■ **PROBLEM DETAILS**:
Search the records below for the word "waveform" and show every line where it occurs.

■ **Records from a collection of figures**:

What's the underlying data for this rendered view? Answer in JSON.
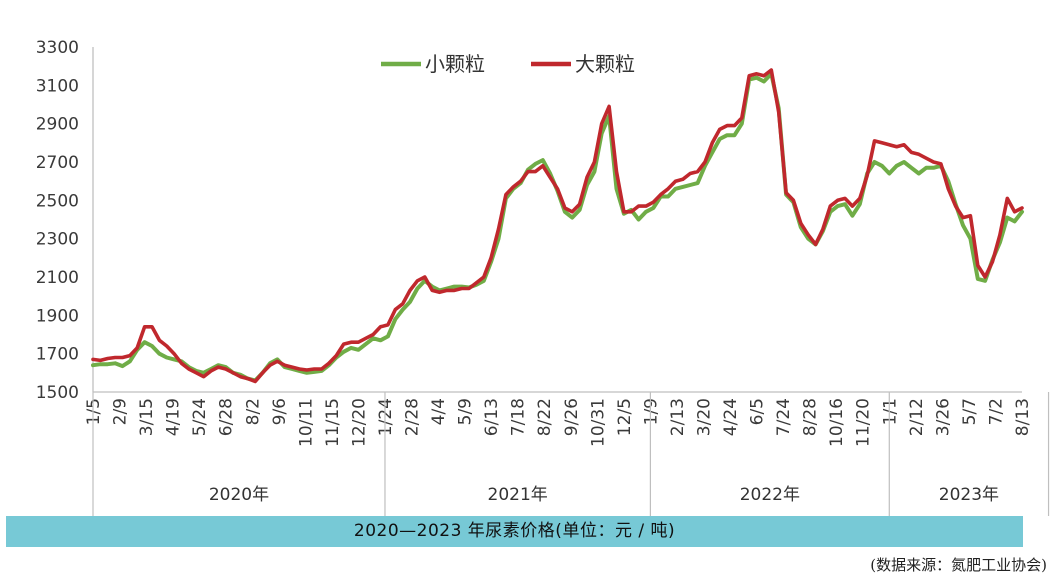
{
  "caption": "2020—2023 年尿素价格(单位：元 / 吨)",
  "source": "(数据来源：氮肥工业协会)",
  "chart_data": {
    "type": "line",
    "ylim": [
      1500,
      3300
    ],
    "yticks": [
      1500,
      1700,
      1900,
      2100,
      2300,
      2500,
      2700,
      2900,
      3100,
      3300
    ],
    "grid": false,
    "legend_position": "top",
    "x_tick_labels": [
      "1/5",
      "2/9",
      "3/15",
      "4/19",
      "5/24",
      "6/28",
      "8/2",
      "9/6",
      "10/11",
      "11/15",
      "12/20",
      "1/24",
      "2/28",
      "4/4",
      "5/9",
      "6/13",
      "7/18",
      "8/22",
      "9/26",
      "10/31",
      "12/5",
      "1/9",
      "2/13",
      "3/20",
      "4/24",
      "6/5",
      "7/24",
      "8/28",
      "10/16",
      "11/20",
      "1/1",
      "2/12",
      "3/26",
      "5/7",
      "7/2",
      "8/13"
    ],
    "year_groups": [
      {
        "label": "2020年"
      },
      {
        "label": "2021年"
      },
      {
        "label": "2022年"
      },
      {
        "label": "2023年"
      }
    ],
    "series": [
      {
        "name": "小颗粒",
        "color": "#70ad47",
        "values": [
          1640,
          1645,
          1645,
          1650,
          1635,
          1660,
          1720,
          1760,
          1740,
          1700,
          1680,
          1670,
          1660,
          1630,
          1610,
          1600,
          1620,
          1640,
          1630,
          1600,
          1590,
          1570,
          1560,
          1600,
          1650,
          1670,
          1630,
          1620,
          1610,
          1600,
          1605,
          1610,
          1640,
          1680,
          1710,
          1730,
          1720,
          1750,
          1780,
          1770,
          1790,
          1880,
          1930,
          1970,
          2040,
          2080,
          2050,
          2030,
          2040,
          2050,
          2050,
          2045,
          2060,
          2080,
          2180,
          2300,
          2510,
          2560,
          2590,
          2660,
          2690,
          2710,
          2640,
          2550,
          2440,
          2410,
          2450,
          2580,
          2650,
          2850,
          2940,
          2560,
          2430,
          2450,
          2400,
          2440,
          2460,
          2520,
          2520,
          2560,
          2570,
          2580,
          2590,
          2680,
          2750,
          2820,
          2840,
          2840,
          2900,
          3130,
          3140,
          3120,
          3160,
          2980,
          2530,
          2490,
          2360,
          2300,
          2270,
          2340,
          2440,
          2470,
          2480,
          2420,
          2480,
          2640,
          2700,
          2680,
          2640,
          2680,
          2700,
          2670,
          2640,
          2670,
          2670,
          2680,
          2600,
          2480,
          2370,
          2300,
          2090,
          2080,
          2190,
          2280,
          2410,
          2390,
          2440
        ]
      },
      {
        "name": "大颗粒",
        "color": "#c0282d",
        "values": [
          1670,
          1665,
          1675,
          1680,
          1680,
          1690,
          1730,
          1840,
          1840,
          1770,
          1740,
          1700,
          1650,
          1620,
          1600,
          1580,
          1610,
          1630,
          1620,
          1600,
          1580,
          1570,
          1555,
          1600,
          1640,
          1660,
          1640,
          1630,
          1620,
          1615,
          1620,
          1620,
          1650,
          1690,
          1750,
          1760,
          1760,
          1780,
          1800,
          1840,
          1850,
          1930,
          1960,
          2030,
          2080,
          2100,
          2030,
          2020,
          2030,
          2030,
          2040,
          2040,
          2070,
          2100,
          2200,
          2350,
          2530,
          2570,
          2600,
          2650,
          2650,
          2680,
          2620,
          2560,
          2460,
          2440,
          2480,
          2620,
          2700,
          2900,
          2990,
          2650,
          2440,
          2440,
          2470,
          2470,
          2490,
          2530,
          2560,
          2600,
          2610,
          2640,
          2650,
          2700,
          2800,
          2870,
          2890,
          2890,
          2930,
          3150,
          3160,
          3150,
          3180,
          2960,
          2540,
          2500,
          2380,
          2320,
          2270,
          2350,
          2470,
          2500,
          2510,
          2470,
          2510,
          2630,
          2810,
          2800,
          2790,
          2780,
          2790,
          2750,
          2740,
          2720,
          2700,
          2690,
          2560,
          2470,
          2410,
          2420,
          2160,
          2100,
          2180,
          2320,
          2510,
          2440,
          2460
        ]
      }
    ]
  }
}
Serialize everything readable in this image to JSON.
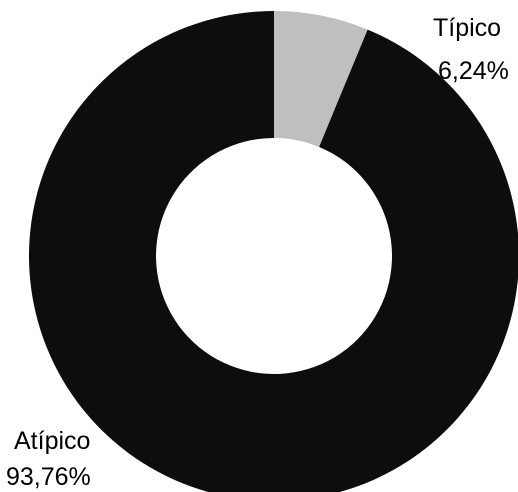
{
  "chart_data": {
    "type": "pie",
    "variant": "donut",
    "title": "",
    "legend": "none",
    "slices": [
      {
        "label": "Típico",
        "value": 6.24,
        "value_label": "6,24%",
        "color": "#bfbfbf"
      },
      {
        "label": "Atípico",
        "value": 93.76,
        "value_label": "93,76%",
        "color": "#0d0d0d"
      }
    ],
    "start_angle_deg": 0,
    "direction": "clockwise"
  }
}
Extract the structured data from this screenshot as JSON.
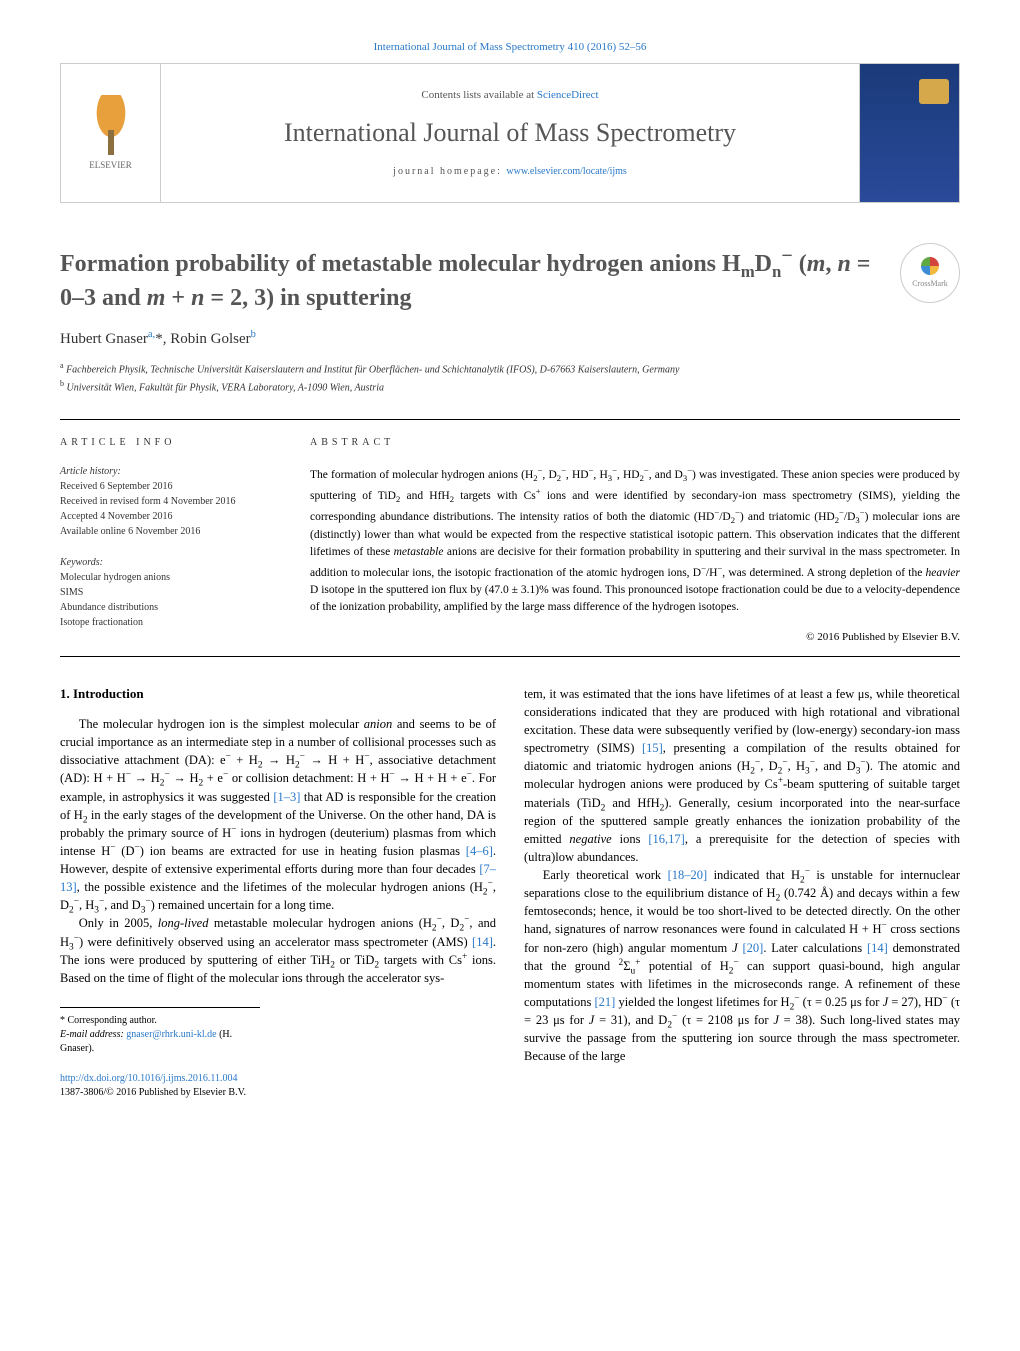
{
  "top_link": {
    "journal": "International Journal of Mass Spectrometry 410 (2016) 52–56"
  },
  "header": {
    "contents_prefix": "Contents lists available at ",
    "contents_link": "ScienceDirect",
    "journal_name": "International Journal of Mass Spectrometry",
    "homepage_prefix": "journal homepage: ",
    "homepage_link": "www.elsevier.com/locate/ijms",
    "publisher_logo": "ELSEVIER"
  },
  "crossmark": "CrossMark",
  "title_html": "Formation probability of metastable molecular hydrogen anions H<sub>m</sub>D<sub>n</sub><sup>−</sup> (<i>m</i>, <i>n</i> = 0–3 and <i>m</i> + <i>n</i> = 2, 3) in sputtering",
  "authors_html": "Hubert Gnaser<sup>a,</sup>*, Robin Golser<sup>b</sup>",
  "affiliations": {
    "a": "Fachbereich Physik, Technische Universität Kaiserslautern and Institut für Oberflächen- und Schichtanalytik (IFOS), D-67663 Kaiserslautern, Germany",
    "b": "Universität Wien, Fakultät für Physik, VERA Laboratory, A-1090 Wien, Austria"
  },
  "article_info": {
    "heading": "article info",
    "history_label": "Article history:",
    "history": [
      "Received 6 September 2016",
      "Received in revised form 4 November 2016",
      "Accepted 4 November 2016",
      "Available online 6 November 2016"
    ],
    "keywords_label": "Keywords:",
    "keywords": [
      "Molecular hydrogen anions",
      "SIMS",
      "Abundance distributions",
      "Isotope fractionation"
    ]
  },
  "abstract": {
    "heading": "abstract",
    "text_html": "The formation of molecular hydrogen anions (H<sub>2</sub><sup>−</sup>, D<sub>2</sub><sup>−</sup>, HD<sup>−</sup>, H<sub>3</sub><sup>−</sup>, HD<sub>2</sub><sup>−</sup>, and D<sub>3</sub><sup>−</sup>) was investigated. These anion species were produced by sputtering of TiD<sub>2</sub> and HfH<sub>2</sub> targets with Cs<sup>+</sup> ions and were identified by secondary-ion mass spectrometry (SIMS), yielding the corresponding abundance distributions. The intensity ratios of both the diatomic (HD<sup>−</sup>/D<sub>2</sub><sup>−</sup>) and triatomic (HD<sub>2</sub><sup>−</sup>/D<sub>3</sub><sup>−</sup>) molecular ions are (distinctly) lower than what would be expected from the respective statistical isotopic pattern. This observation indicates that the different lifetimes of these <i>metastable</i> anions are decisive for their formation probability in sputtering and their survival in the mass spectrometer. In addition to molecular ions, the isotopic fractionation of the atomic hydrogen ions, D<sup>−</sup>/H<sup>−</sup>, was determined. A strong depletion of the <i>heavier</i> D isotope in the sputtered ion flux by (47.0 ± 3.1)% was found. This pronounced isotope fractionation could be due to a velocity-dependence of the ionization probability, amplified by the large mass difference of the hydrogen isotopes.",
    "copyright": "© 2016 Published by Elsevier B.V."
  },
  "body": {
    "section_number": "1.",
    "section_title": "Introduction",
    "paragraphs": [
      "The molecular hydrogen ion is the simplest molecular <i>anion</i> and seems to be of crucial importance as an intermediate step in a number of collisional processes such as dissociative attachment (DA): e<sup>−</sup> + H<sub>2</sub> → H<sub>2</sub><sup>−</sup> → H + H<sup>−</sup>, associative detachment (AD): H + H<sup>−</sup> → H<sub>2</sub><sup>−</sup> → H<sub>2</sub> + e<sup>−</sup> or collision detachment: H + H<sup>−</sup> → H + H + e<sup>−</sup>. For example, in astrophysics it was suggested <a>[1–3]</a> that AD is responsible for the creation of H<sub>2</sub> in the early stages of the development of the Universe. On the other hand, DA is probably the primary source of H<sup>−</sup> ions in hydrogen (deuterium) plasmas from which intense H<sup>−</sup> (D<sup>−</sup>) ion beams are extracted for use in heating fusion plasmas <a>[4–6]</a>. However, despite of extensive experimental efforts during more than four decades <a>[7–13]</a>, the possible existence and the lifetimes of the molecular hydrogen anions (H<sub>2</sub><sup>−</sup>, D<sub>2</sub><sup>−</sup>, H<sub>3</sub><sup>−</sup>, and D<sub>3</sub><sup>−</sup>) remained uncertain for a long time.",
      "Only in 2005, <i>long-lived</i> metastable molecular hydrogen anions (H<sub>2</sub><sup>−</sup>, D<sub>2</sub><sup>−</sup>, and H<sub>3</sub><sup>−</sup>) were definitively observed using an accelerator mass spectrometer (AMS) <a>[14]</a>. The ions were produced by sputtering of either TiH<sub>2</sub> or TiD<sub>2</sub> targets with Cs<sup>+</sup> ions. Based on the time of flight of the molecular ions through the accelerator sys-",
      "tem, it was estimated that the ions have lifetimes of at least a few μs, while theoretical considerations indicated that they are produced with high rotational and vibrational excitation. These data were subsequently verified by (low-energy) secondary-ion mass spectrometry (SIMS) <a>[15]</a>, presenting a compilation of the results obtained for diatomic and triatomic hydrogen anions (H<sub>2</sub><sup>−</sup>, D<sub>2</sub><sup>−</sup>, H<sub>3</sub><sup>−</sup>, and D<sub>3</sub><sup>−</sup>). The atomic and molecular hydrogen anions were produced by Cs<sup>+</sup>-beam sputtering of suitable target materials (TiD<sub>2</sub> and HfH<sub>2</sub>). Generally, cesium incorporated into the near-surface region of the sputtered sample greatly enhances the ionization probability of the emitted <i>negative</i> ions <a>[16,17]</a>, a prerequisite for the detection of species with (ultra)low abundances.",
      "Early theoretical work <a>[18–20]</a> indicated that H<sub>2</sub><sup>−</sup> is unstable for internuclear separations close to the equilibrium distance of H<sub>2</sub> (0.742 Å) and decays within a few femtoseconds; hence, it would be too short-lived to be detected directly. On the other hand, signatures of narrow resonances were found in calculated H + H<sup>−</sup> cross sections for non-zero (high) angular momentum <i>J</i> <a>[20]</a>. Later calculations <a>[14]</a> demonstrated that the ground <sup>2</sup>Σ<sub>u</sub><sup>+</sup> potential of H<sub>2</sub><sup>−</sup> can support quasi-bound, high angular momentum states with lifetimes in the microseconds range. A refinement of these computations <a>[21]</a> yielded the longest lifetimes for H<sub>2</sub><sup>−</sup> (τ = 0.25 μs for <i>J</i> = 27), HD<sup>−</sup> (τ = 23 μs for <i>J</i> = 31), and D<sub>2</sub><sup>−</sup> (τ = 2108 μs for <i>J</i> = 38). Such long-lived states may survive the passage from the sputtering ion source through the mass spectrometer. Because of the large"
    ]
  },
  "footnote": {
    "corresponding": "* Corresponding author.",
    "email_label": "E-mail address:",
    "email": "gnaser@rhrk.uni-kl.de",
    "email_name": "(H. Gnaser)."
  },
  "footer": {
    "doi": "http://dx.doi.org/10.1016/j.ijms.2016.11.004",
    "issn": "1387-3806/© 2016 Published by Elsevier B.V."
  },
  "colors": {
    "link": "#2878c8",
    "text": "#000000",
    "title_gray": "#555555",
    "border": "#cccccc",
    "bg": "#ffffff"
  }
}
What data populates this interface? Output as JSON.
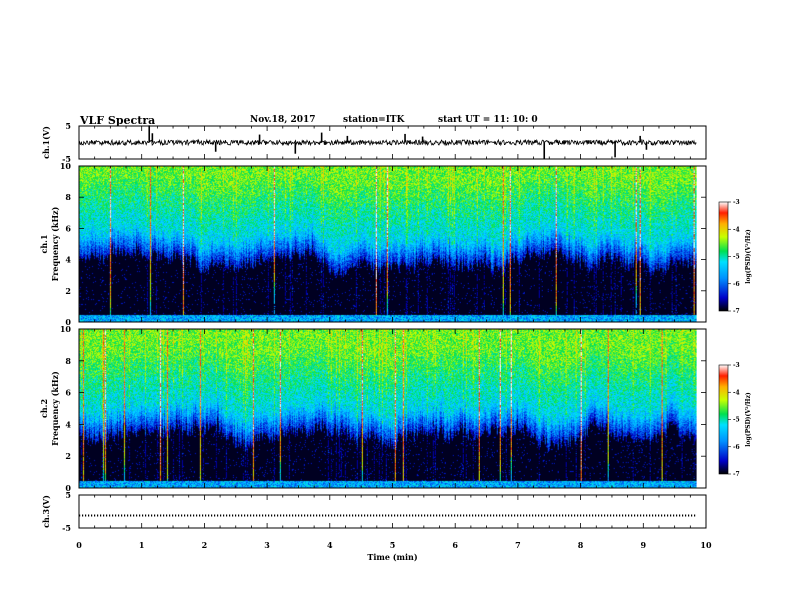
{
  "header": {
    "title": "VLF Spectra",
    "date": "Nov.18, 2017",
    "station": "station=ITK",
    "start": "start  UT =   11: 10: 0"
  },
  "colorbar": {
    "ticks": [
      "-3",
      "-4",
      "-5",
      "-6",
      "-7"
    ],
    "label": "log(PSD)(V²/Hz)"
  },
  "chart_data": [
    {
      "type": "line",
      "name": "ch.1 waveform",
      "ylabel": "ch.1(V)",
      "ylim": [
        -5,
        5
      ],
      "yticks": [
        "5",
        "-5"
      ],
      "xlim": [
        0,
        10
      ],
      "baseline": 0,
      "spikes": [
        {
          "x": 1.12,
          "y": 5.2
        },
        {
          "x": 1.17,
          "y": 2.8
        },
        {
          "x": 2.18,
          "y": -2.8
        },
        {
          "x": 2.88,
          "y": 2.4
        },
        {
          "x": 3.45,
          "y": -3.4
        },
        {
          "x": 3.87,
          "y": 3.0
        },
        {
          "x": 4.28,
          "y": 2.0
        },
        {
          "x": 5.2,
          "y": 2.6
        },
        {
          "x": 5.48,
          "y": 1.8
        },
        {
          "x": 7.42,
          "y": -5.0
        },
        {
          "x": 8.55,
          "y": -4.5
        },
        {
          "x": 8.95,
          "y": 2.0
        },
        {
          "x": 9.05,
          "y": -2.2
        }
      ]
    },
    {
      "type": "heatmap",
      "name": "ch.1 spectrogram",
      "ylabel": "ch.1\nFrequency (kHz)",
      "ylim": [
        0,
        10
      ],
      "yticks": [
        "0",
        "2",
        "4",
        "6",
        "8",
        "10"
      ],
      "xlim": [
        0,
        10
      ],
      "color_range": [
        -7,
        -3
      ],
      "cutoff_khz": 5.2
    },
    {
      "type": "heatmap",
      "name": "ch.2 spectrogram",
      "ylabel": "ch.2\nFrequency (kHz)",
      "ylim": [
        0,
        10
      ],
      "yticks": [
        "0",
        "2",
        "4",
        "6",
        "8",
        "10"
      ],
      "xlim": [
        0,
        10
      ],
      "color_range": [
        -7,
        -3
      ],
      "cutoff_khz": 5.0
    },
    {
      "type": "line",
      "name": "ch.3 waveform",
      "ylabel": "ch.3(V)",
      "ylim": [
        -5,
        5
      ],
      "yticks": [
        "5",
        "-5"
      ],
      "xlim": [
        0,
        10
      ],
      "baseline": -1.2
    }
  ],
  "xaxis": {
    "label": "Time (min)",
    "ticks": [
      "0",
      "1",
      "2",
      "3",
      "4",
      "5",
      "6",
      "7",
      "8",
      "9",
      "10"
    ]
  }
}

■ **RESULT FOR THIS EXERCISE**:
      "name": "ch.1 waveform",
      "name": "ch.3 waveform",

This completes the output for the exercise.